- **TO DO**
Please count the lines in the material below that contain the string "currency". Reply with the number alone.

##########

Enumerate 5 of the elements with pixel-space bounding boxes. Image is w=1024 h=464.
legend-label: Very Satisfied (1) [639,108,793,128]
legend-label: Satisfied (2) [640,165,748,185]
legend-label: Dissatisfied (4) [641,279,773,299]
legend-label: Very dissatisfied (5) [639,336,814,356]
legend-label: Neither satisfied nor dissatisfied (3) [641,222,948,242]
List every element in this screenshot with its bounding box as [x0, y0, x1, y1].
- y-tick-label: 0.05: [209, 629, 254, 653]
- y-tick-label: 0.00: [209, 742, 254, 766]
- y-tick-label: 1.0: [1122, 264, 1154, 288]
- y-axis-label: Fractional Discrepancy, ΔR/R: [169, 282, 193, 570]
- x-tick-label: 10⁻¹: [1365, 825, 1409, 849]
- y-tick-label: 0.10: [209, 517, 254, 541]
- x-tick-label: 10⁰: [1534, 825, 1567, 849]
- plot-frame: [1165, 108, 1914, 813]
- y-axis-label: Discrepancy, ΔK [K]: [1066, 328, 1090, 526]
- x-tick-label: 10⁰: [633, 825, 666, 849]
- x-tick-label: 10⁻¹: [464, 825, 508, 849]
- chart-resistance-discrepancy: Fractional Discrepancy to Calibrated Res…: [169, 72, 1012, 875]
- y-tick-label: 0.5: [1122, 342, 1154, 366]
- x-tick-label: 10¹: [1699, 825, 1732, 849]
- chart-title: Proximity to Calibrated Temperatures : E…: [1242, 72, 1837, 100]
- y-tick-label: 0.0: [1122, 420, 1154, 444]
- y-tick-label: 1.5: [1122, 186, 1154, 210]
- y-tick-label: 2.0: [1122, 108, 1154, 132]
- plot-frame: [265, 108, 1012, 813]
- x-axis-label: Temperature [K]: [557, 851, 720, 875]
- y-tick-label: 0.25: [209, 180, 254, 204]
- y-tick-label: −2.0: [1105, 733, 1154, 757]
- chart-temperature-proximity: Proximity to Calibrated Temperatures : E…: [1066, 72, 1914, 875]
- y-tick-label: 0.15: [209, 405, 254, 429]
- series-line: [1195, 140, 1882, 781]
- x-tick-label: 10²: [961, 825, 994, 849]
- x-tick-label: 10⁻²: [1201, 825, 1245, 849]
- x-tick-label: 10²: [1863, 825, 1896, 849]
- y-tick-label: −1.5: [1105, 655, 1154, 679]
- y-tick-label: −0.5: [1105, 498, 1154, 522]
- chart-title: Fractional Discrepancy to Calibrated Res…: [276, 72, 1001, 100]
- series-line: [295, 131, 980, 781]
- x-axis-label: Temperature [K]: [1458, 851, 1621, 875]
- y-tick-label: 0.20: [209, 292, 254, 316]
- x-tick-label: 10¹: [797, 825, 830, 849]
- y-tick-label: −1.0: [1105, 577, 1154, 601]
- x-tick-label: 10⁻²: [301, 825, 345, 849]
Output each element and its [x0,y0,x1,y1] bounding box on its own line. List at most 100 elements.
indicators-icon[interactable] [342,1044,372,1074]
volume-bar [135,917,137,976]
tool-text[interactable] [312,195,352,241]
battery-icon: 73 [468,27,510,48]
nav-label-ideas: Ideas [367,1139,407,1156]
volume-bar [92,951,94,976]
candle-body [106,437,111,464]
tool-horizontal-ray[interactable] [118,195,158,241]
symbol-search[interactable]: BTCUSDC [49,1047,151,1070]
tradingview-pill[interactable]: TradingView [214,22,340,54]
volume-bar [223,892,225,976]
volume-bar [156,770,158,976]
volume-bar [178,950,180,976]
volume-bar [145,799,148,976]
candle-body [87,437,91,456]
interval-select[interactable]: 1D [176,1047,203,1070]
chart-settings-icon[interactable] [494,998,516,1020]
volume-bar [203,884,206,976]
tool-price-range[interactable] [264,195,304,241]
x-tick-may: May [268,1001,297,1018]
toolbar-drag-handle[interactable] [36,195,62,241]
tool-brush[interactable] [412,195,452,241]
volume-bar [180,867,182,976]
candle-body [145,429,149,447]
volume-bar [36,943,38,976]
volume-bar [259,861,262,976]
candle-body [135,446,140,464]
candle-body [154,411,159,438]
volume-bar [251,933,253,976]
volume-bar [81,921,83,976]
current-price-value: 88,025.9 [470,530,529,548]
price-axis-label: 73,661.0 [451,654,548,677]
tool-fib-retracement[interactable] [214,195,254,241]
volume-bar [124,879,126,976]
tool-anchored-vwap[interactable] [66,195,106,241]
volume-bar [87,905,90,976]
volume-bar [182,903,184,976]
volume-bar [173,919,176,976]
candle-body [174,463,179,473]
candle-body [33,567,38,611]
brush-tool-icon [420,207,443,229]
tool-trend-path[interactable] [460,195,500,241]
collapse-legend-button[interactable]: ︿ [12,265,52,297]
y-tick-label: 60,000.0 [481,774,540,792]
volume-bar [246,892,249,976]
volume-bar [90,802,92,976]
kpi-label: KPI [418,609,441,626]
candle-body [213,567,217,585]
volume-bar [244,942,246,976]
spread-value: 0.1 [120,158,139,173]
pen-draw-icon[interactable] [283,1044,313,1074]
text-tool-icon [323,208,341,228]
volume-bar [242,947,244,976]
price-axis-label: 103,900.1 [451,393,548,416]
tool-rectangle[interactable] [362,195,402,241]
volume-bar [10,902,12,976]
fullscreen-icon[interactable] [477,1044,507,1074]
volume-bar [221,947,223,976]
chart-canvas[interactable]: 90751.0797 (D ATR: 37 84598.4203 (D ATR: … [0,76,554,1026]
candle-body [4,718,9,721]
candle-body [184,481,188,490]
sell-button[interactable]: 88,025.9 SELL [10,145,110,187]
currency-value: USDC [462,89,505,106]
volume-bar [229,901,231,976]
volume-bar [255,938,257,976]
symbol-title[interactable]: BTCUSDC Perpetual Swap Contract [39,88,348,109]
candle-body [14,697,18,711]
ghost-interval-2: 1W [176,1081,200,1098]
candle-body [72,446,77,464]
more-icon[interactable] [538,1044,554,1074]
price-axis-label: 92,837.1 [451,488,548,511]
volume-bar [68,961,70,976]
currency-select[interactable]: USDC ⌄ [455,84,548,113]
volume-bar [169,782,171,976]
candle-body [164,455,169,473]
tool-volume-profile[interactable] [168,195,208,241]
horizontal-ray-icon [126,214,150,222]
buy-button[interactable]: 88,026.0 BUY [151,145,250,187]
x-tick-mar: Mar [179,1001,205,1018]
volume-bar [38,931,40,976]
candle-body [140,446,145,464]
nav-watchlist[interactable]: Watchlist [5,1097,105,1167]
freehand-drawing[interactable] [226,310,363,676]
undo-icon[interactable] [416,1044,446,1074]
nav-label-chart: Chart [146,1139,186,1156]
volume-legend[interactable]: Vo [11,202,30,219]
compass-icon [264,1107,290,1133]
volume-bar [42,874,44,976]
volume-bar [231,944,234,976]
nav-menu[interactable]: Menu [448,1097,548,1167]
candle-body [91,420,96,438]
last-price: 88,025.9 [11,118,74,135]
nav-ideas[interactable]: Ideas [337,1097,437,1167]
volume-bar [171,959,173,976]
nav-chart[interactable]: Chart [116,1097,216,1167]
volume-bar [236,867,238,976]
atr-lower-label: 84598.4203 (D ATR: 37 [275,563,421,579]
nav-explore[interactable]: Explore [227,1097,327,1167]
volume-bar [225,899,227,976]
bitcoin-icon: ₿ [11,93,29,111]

##########

- **REPLY TO THE TASK**
2